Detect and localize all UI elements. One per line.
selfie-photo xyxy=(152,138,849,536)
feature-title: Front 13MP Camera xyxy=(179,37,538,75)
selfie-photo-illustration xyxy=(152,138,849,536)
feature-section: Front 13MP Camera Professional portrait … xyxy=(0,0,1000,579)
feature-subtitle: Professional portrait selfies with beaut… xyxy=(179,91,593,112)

-- INSTRUCTIONS TO FOLLOW --
Rewrite the records above with "localize" replaced by "locate", leaving everything else unchanged.

-- RESPONSE TO THIS TASK --
Detect and locate all UI elements. One per line.
selfie-photo xyxy=(152,138,849,536)
feature-title: Front 13MP Camera xyxy=(179,37,538,75)
selfie-photo-illustration xyxy=(152,138,849,536)
feature-section: Front 13MP Camera Professional portrait … xyxy=(0,0,1000,579)
feature-subtitle: Professional portrait selfies with beaut… xyxy=(179,91,593,112)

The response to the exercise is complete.